What is required –
Copy out all the entries exactly.

Data listing –
━━━━━━━━━━━━━━━━
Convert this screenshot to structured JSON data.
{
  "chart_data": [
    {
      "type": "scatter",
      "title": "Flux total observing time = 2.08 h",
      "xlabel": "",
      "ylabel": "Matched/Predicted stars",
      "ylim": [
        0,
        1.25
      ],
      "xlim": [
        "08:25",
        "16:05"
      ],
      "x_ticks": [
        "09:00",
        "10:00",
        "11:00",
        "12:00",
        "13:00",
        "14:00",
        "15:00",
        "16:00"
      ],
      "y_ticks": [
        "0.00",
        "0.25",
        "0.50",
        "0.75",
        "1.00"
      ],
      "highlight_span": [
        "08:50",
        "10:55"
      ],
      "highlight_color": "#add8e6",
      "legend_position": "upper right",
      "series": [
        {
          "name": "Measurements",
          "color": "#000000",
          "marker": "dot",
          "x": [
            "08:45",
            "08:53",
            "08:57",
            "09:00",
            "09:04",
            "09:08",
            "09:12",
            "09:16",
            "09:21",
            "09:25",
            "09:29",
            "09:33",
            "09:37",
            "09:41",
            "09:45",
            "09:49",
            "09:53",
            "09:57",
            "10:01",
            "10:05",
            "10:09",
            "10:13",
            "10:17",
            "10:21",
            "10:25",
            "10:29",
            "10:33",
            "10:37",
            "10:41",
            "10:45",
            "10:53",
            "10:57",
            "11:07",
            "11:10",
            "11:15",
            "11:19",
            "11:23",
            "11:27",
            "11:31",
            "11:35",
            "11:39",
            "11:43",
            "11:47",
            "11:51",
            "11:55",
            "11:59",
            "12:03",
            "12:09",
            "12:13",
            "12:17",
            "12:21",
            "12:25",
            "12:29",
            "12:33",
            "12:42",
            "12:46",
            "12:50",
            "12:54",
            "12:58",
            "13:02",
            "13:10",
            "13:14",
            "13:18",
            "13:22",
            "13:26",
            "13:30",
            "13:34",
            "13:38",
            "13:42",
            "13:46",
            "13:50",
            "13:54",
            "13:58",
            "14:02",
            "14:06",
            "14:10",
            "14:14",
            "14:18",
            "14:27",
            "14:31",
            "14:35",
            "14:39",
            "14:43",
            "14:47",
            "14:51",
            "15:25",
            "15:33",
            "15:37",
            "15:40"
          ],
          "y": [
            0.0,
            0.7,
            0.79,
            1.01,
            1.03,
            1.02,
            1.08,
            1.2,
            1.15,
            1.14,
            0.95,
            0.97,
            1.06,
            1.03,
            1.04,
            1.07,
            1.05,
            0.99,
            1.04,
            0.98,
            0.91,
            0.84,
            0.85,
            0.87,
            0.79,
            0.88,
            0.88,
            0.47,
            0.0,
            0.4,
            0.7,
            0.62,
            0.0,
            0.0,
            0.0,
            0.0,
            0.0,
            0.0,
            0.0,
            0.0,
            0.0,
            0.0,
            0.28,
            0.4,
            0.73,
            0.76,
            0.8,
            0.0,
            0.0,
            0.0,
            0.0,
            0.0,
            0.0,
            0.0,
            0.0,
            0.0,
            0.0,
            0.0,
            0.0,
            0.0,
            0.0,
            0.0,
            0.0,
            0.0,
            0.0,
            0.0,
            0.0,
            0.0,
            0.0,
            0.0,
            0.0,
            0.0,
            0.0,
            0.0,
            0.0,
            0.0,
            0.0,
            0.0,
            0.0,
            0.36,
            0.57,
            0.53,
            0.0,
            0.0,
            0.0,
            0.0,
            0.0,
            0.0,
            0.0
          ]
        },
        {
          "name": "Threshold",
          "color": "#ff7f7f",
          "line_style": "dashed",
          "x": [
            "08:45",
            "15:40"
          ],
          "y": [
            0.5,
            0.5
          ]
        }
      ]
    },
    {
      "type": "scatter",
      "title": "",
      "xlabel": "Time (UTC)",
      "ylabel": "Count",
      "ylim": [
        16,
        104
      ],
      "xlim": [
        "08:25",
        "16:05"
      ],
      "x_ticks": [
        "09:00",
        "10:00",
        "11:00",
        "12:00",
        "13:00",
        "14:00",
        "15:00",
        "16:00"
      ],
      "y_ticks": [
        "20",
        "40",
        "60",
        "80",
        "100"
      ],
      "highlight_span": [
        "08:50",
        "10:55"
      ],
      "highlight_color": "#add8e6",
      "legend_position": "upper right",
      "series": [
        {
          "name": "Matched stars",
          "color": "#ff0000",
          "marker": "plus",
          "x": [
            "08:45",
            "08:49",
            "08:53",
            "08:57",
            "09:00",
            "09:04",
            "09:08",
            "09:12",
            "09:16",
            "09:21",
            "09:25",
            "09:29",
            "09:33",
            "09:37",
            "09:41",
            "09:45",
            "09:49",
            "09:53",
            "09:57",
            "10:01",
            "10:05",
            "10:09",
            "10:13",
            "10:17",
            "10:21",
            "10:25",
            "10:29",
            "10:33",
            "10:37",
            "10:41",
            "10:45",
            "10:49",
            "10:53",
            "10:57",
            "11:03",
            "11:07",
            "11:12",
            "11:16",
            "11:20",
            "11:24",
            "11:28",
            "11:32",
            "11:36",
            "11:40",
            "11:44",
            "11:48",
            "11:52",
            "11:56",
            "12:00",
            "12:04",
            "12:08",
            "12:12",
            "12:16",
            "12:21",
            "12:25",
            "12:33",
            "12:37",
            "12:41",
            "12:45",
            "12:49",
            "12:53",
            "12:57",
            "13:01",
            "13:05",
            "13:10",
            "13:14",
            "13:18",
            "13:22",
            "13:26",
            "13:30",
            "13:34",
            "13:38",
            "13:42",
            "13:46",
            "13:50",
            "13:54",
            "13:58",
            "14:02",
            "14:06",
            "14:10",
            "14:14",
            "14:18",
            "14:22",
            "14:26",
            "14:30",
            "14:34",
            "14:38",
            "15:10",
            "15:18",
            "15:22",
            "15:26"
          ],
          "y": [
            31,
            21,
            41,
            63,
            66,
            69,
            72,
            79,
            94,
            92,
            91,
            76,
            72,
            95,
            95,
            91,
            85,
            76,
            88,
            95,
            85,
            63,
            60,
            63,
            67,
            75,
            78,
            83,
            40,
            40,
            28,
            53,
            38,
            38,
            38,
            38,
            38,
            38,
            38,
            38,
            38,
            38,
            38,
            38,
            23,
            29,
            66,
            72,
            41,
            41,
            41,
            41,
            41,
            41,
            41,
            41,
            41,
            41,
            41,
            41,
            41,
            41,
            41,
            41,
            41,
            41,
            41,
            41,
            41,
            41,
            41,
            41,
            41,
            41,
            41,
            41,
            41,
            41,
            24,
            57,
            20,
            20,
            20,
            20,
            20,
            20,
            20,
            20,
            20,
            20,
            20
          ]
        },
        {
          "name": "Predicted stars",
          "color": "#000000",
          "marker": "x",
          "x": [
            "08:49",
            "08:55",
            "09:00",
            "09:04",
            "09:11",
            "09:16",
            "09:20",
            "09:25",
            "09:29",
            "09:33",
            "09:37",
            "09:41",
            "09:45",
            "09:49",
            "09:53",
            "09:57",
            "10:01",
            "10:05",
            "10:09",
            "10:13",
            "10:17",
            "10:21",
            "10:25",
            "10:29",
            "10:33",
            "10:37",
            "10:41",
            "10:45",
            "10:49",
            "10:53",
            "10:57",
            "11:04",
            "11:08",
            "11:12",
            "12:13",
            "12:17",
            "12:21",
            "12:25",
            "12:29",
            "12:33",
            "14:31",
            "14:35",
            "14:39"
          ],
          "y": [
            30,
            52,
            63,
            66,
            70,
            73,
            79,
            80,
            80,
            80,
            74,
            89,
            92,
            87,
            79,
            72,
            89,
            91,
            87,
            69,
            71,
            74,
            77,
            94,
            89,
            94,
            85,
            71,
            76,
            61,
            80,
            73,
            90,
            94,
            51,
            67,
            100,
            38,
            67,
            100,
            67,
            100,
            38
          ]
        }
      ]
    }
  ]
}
━━━━━━━━━━━━━━━━
Output of the task –
Convert this screenshot to structured JSON data.
{
  "chart_data": [
    {
      "type": "scatter",
      "title": "Flux total observing time = 2.08 h",
      "xlabel": "",
      "ylabel": "Matched/Predicted stars",
      "ylim": [
        0,
        1.25
      ],
      "xlim": [
        "08:25",
        "16:05"
      ],
      "x_ticks": [
        "09:00",
        "10:00",
        "11:00",
        "12:00",
        "13:00",
        "14:00",
        "15:00",
        "16:00"
      ],
      "y_ticks": [
        "0.00",
        "0.25",
        "0.50",
        "0.75",
        "1.00"
      ],
      "highlight_span": [
        "08:50",
        "10:55"
      ],
      "highlight_color": "#add8e6",
      "legend_position": "upper right",
      "series": [
        {
          "name": "Measurements",
          "color": "#000000",
          "marker": "dot",
          "x": [
            "08:45",
            "08:53",
            "08:57",
            "09:00",
            "09:04",
            "09:08",
            "09:12",
            "09:16",
            "09:21",
            "09:25",
            "09:29",
            "09:33",
            "09:37",
            "09:41",
            "09:45",
            "09:49",
            "09:53",
            "09:57",
            "10:01",
            "10:05",
            "10:09",
            "10:13",
            "10:17",
            "10:21",
            "10:25",
            "10:29",
            "10:33",
            "10:37",
            "10:41",
            "10:45",
            "10:53",
            "10:57",
            "11:07",
            "11:10",
            "11:15",
            "11:19",
            "11:23",
            "11:27",
            "11:31",
            "11:35",
            "11:39",
            "11:43",
            "11:47",
            "11:51",
            "11:55",
            "11:59",
            "12:03",
            "12:09",
            "12:13",
            "12:17",
            "12:21",
            "12:25",
            "12:29",
            "12:33",
            "12:42",
            "12:46",
            "12:50",
            "12:54",
            "12:58",
            "13:02",
            "13:10",
            "13:14",
            "13:18",
            "13:22",
            "13:26",
            "13:30",
            "13:34",
            "13:38",
            "13:42",
            "13:46",
            "13:50",
            "13:54",
            "13:58",
            "14:02",
            "14:06",
            "14:10",
            "14:14",
            "14:18",
            "14:27",
            "14:31",
            "14:35",
            "14:39",
            "14:43",
            "14:47",
            "14:51",
            "15:25",
            "15:33",
            "15:37",
            "15:40"
          ],
          "y": [
            0.0,
            0.7,
            0.79,
            1.01,
            1.03,
            1.02,
            1.08,
            1.2,
            1.15,
            1.14,
            0.95,
            0.97,
            1.06,
            1.03,
            1.04,
            1.07,
            1.05,
            0.99,
            1.04,
            0.98,
            0.91,
            0.84,
            0.85,
            0.87,
            0.79,
            0.88,
            0.88,
            0.47,
            0.0,
            0.4,
            0.7,
            0.62,
            0.0,
            0.0,
            0.0,
            0.0,
            0.0,
            0.0,
            0.0,
            0.0,
            0.0,
            0.0,
            0.28,
            0.4,
            0.73,
            0.76,
            0.8,
            0.0,
            0.0,
            0.0,
            0.0,
            0.0,
            0.0,
            0.0,
            0.0,
            0.0,
            0.0,
            0.0,
            0.0,
            0.0,
            0.0,
            0.0,
            0.0,
            0.0,
            0.0,
            0.0,
            0.0,
            0.0,
            0.0,
            0.0,
            0.0,
            0.0,
            0.0,
            0.0,
            0.0,
            0.0,
            0.0,
            0.0,
            0.0,
            0.36,
            0.57,
            0.53,
            0.0,
            0.0,
            0.0,
            0.0,
            0.0,
            0.0,
            0.0
          ]
        },
        {
          "name": "Threshold",
          "color": "#ff7f7f",
          "line_style": "dashed",
          "x": [
            "08:45",
            "15:40"
          ],
          "y": [
            0.5,
            0.5
          ]
        }
      ]
    },
    {
      "type": "scatter",
      "title": "",
      "xlabel": "Time (UTC)",
      "ylabel": "Count",
      "ylim": [
        16,
        104
      ],
      "xlim": [
        "08:25",
        "16:05"
      ],
      "x_ticks": [
        "09:00",
        "10:00",
        "11:00",
        "12:00",
        "13:00",
        "14:00",
        "15:00",
        "16:00"
      ],
      "y_ticks": [
        "20",
        "40",
        "60",
        "80",
        "100"
      ],
      "highlight_span": [
        "08:50",
        "10:55"
      ],
      "highlight_color": "#add8e6",
      "legend_position": "upper right",
      "series": [
        {
          "name": "Matched stars",
          "color": "#ff0000",
          "marker": "plus",
          "x": [
            "08:45",
            "08:49",
            "08:53",
            "08:57",
            "09:00",
            "09:04",
            "09:08",
            "09:12",
            "09:16",
            "09:21",
            "09:25",
            "09:29",
            "09:33",
            "09:37",
            "09:41",
            "09:45",
            "09:49",
            "09:53",
            "09:57",
            "10:01",
            "10:05",
            "10:09",
            "10:13",
            "10:17",
            "10:21",
            "10:25",
            "10:29",
            "10:33",
            "10:37",
            "10:41",
            "10:45",
            "10:49",
            "10:53",
            "10:57",
            "11:03",
            "11:07",
            "11:12",
            "11:16",
            "11:20",
            "11:24",
            "11:28",
            "11:32",
            "11:36",
            "11:40",
            "11:44",
            "11:48",
            "11:52",
            "11:56",
            "12:00",
            "12:04",
            "12:08",
            "12:12",
            "12:16",
            "12:21",
            "12:25",
            "12:33",
            "12:37",
            "12:41",
            "12:45",
            "12:49",
            "12:53",
            "12:57",
            "13:01",
            "13:05",
            "13:10",
            "13:14",
            "13:18",
            "13:22",
            "13:26",
            "13:30",
            "13:34",
            "13:38",
            "13:42",
            "13:46",
            "13:50",
            "13:54",
            "13:58",
            "14:02",
            "14:06",
            "14:10",
            "14:14",
            "14:18",
            "14:22",
            "14:26",
            "14:30",
            "14:34",
            "14:38",
            "15:10",
            "15:18",
            "15:22",
            "15:26"
          ],
          "y": [
            31,
            21,
            41,
            63,
            66,
            69,
            72,
            79,
            94,
            92,
            91,
            76,
            72,
            95,
            95,
            91,
            85,
            76,
            88,
            95,
            85,
            63,
            60,
            63,
            67,
            75,
            78,
            83,
            40,
            40,
            28,
            53,
            38,
            38,
            38,
            38,
            38,
            38,
            38,
            38,
            38,
            38,
            38,
            38,
            23,
            29,
            66,
            72,
            41,
            41,
            41,
            41,
            41,
            41,
            41,
            41,
            41,
            41,
            41,
            41,
            41,
            41,
            41,
            41,
            41,
            41,
            41,
            41,
            41,
            41,
            41,
            41,
            41,
            41,
            41,
            41,
            41,
            41,
            24,
            57,
            20,
            20,
            20,
            20,
            20,
            20,
            20,
            20,
            20,
            20,
            20
          ]
        },
        {
          "name": "Predicted stars",
          "color": "#000000",
          "marker": "x",
          "x": [
            "08:49",
            "08:55",
            "09:00",
            "09:04",
            "09:11",
            "09:16",
            "09:20",
            "09:25",
            "09:29",
            "09:33",
            "09:37",
            "09:41",
            "09:45",
            "09:49",
            "09:53",
            "09:57",
            "10:01",
            "10:05",
            "10:09",
            "10:13",
            "10:17",
            "10:21",
            "10:25",
            "10:29",
            "10:33",
            "10:37",
            "10:41",
            "10:45",
            "10:49",
            "10:53",
            "10:57",
            "11:04",
            "11:08",
            "11:12",
            "12:13",
            "12:17",
            "12:21",
            "12:25",
            "12:29",
            "12:33",
            "14:31",
            "14:35",
            "14:39"
          ],
          "y": [
            30,
            52,
            63,
            66,
            70,
            73,
            79,
            80,
            80,
            80,
            74,
            89,
            92,
            87,
            79,
            72,
            89,
            91,
            87,
            69,
            71,
            74,
            77,
            94,
            89,
            94,
            85,
            71,
            76,
            61,
            80,
            73,
            90,
            94,
            51,
            67,
            100,
            38,
            67,
            100,
            67,
            100,
            38
          ]
        }
      ]
    }
  ]
}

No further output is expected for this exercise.